--- START GIVEN DATA ---
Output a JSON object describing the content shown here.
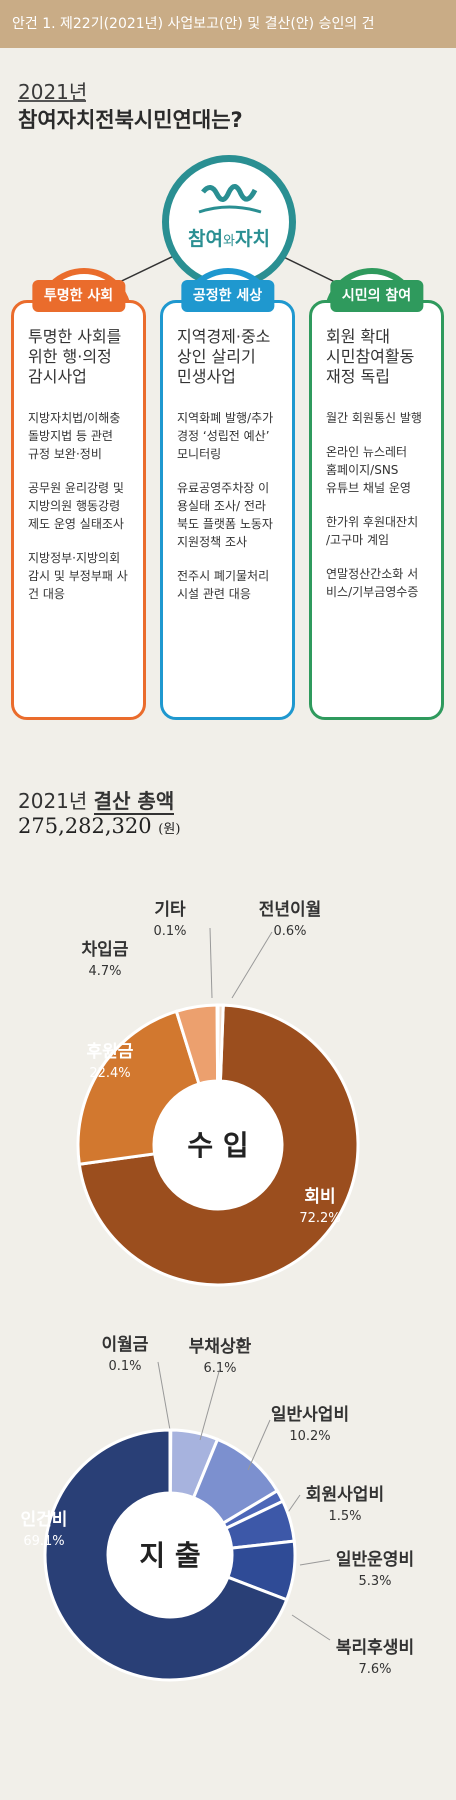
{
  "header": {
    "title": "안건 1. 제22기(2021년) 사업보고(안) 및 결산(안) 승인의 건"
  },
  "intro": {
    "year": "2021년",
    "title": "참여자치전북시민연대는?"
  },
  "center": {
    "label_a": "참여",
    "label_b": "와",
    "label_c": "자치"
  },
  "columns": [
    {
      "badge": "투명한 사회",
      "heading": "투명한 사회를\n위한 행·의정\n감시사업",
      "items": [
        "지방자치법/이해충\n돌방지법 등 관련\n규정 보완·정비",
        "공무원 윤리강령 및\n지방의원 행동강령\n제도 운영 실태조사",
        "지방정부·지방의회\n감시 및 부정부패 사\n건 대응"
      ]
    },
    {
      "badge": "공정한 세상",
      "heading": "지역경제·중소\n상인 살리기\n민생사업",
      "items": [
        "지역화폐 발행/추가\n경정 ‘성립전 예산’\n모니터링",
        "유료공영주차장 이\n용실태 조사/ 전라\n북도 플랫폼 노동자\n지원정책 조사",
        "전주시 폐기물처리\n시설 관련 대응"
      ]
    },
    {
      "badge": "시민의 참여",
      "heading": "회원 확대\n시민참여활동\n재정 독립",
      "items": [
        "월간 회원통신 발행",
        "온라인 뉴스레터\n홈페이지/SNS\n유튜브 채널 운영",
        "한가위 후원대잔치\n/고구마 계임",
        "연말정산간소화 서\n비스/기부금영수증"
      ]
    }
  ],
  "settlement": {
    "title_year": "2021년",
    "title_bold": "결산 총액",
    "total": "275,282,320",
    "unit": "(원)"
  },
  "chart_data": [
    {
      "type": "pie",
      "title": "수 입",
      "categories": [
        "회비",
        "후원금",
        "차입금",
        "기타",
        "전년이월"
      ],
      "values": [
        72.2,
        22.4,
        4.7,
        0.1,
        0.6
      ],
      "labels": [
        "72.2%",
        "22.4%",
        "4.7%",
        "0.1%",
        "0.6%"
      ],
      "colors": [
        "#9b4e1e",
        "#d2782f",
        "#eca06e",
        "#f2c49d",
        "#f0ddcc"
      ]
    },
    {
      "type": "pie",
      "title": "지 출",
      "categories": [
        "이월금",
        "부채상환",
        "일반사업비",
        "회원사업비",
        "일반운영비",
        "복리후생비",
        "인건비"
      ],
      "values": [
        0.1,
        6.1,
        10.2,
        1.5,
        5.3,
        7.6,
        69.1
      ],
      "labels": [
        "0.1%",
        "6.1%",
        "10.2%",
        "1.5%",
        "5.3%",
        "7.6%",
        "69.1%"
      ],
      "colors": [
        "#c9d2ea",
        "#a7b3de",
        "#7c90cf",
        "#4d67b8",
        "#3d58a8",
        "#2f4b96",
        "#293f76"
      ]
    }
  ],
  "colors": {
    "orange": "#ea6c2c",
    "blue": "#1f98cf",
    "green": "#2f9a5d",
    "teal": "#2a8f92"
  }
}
--- END GIVEN DATA ---
TASK GOAL: Without the pictures, write out all of the material exactly.

PROBLEM SOLUTION:
Output a JSON object describing the content shown here.
{
  "header": {
    "title": "안건 1. 제22기(2021년) 사업보고(안) 및 결산(안) 승인의 건"
  },
  "intro": {
    "year": "2021년",
    "title": "참여자치전북시민연대는?"
  },
  "center": {
    "label_a": "참여",
    "label_b": "와",
    "label_c": "자치"
  },
  "columns": [
    {
      "badge": "투명한 사회",
      "heading": "투명한 사회를\n위한 행·의정\n감시사업",
      "items": [
        "지방자치법/이해충\n돌방지법 등 관련\n규정 보완·정비",
        "공무원 윤리강령 및\n지방의원 행동강령\n제도 운영 실태조사",
        "지방정부·지방의회\n감시 및 부정부패 사\n건 대응"
      ]
    },
    {
      "badge": "공정한 세상",
      "heading": "지역경제·중소\n상인 살리기\n민생사업",
      "items": [
        "지역화폐 발행/추가\n경정 ‘성립전 예산’\n모니터링",
        "유료공영주차장 이\n용실태 조사/ 전라\n북도 플랫폼 노동자\n지원정책 조사",
        "전주시 폐기물처리\n시설 관련 대응"
      ]
    },
    {
      "badge": "시민의 참여",
      "heading": "회원 확대\n시민참여활동\n재정 독립",
      "items": [
        "월간 회원통신 발행",
        "온라인 뉴스레터\n홈페이지/SNS\n유튜브 채널 운영",
        "한가위 후원대잔치\n/고구마 계임",
        "연말정산간소화 서\n비스/기부금영수증"
      ]
    }
  ],
  "settlement": {
    "title_year": "2021년",
    "title_bold": "결산 총액",
    "total": "275,282,320",
    "unit": "(원)"
  },
  "chart_data": [
    {
      "type": "pie",
      "title": "수 입",
      "categories": [
        "회비",
        "후원금",
        "차입금",
        "기타",
        "전년이월"
      ],
      "values": [
        72.2,
        22.4,
        4.7,
        0.1,
        0.6
      ],
      "labels": [
        "72.2%",
        "22.4%",
        "4.7%",
        "0.1%",
        "0.6%"
      ],
      "colors": [
        "#9b4e1e",
        "#d2782f",
        "#eca06e",
        "#f2c49d",
        "#f0ddcc"
      ]
    },
    {
      "type": "pie",
      "title": "지 출",
      "categories": [
        "이월금",
        "부채상환",
        "일반사업비",
        "회원사업비",
        "일반운영비",
        "복리후생비",
        "인건비"
      ],
      "values": [
        0.1,
        6.1,
        10.2,
        1.5,
        5.3,
        7.6,
        69.1
      ],
      "labels": [
        "0.1%",
        "6.1%",
        "10.2%",
        "1.5%",
        "5.3%",
        "7.6%",
        "69.1%"
      ],
      "colors": [
        "#c9d2ea",
        "#a7b3de",
        "#7c90cf",
        "#4d67b8",
        "#3d58a8",
        "#2f4b96",
        "#293f76"
      ]
    }
  ],
  "colors": {
    "orange": "#ea6c2c",
    "blue": "#1f98cf",
    "green": "#2f9a5d",
    "teal": "#2a8f92"
  }
}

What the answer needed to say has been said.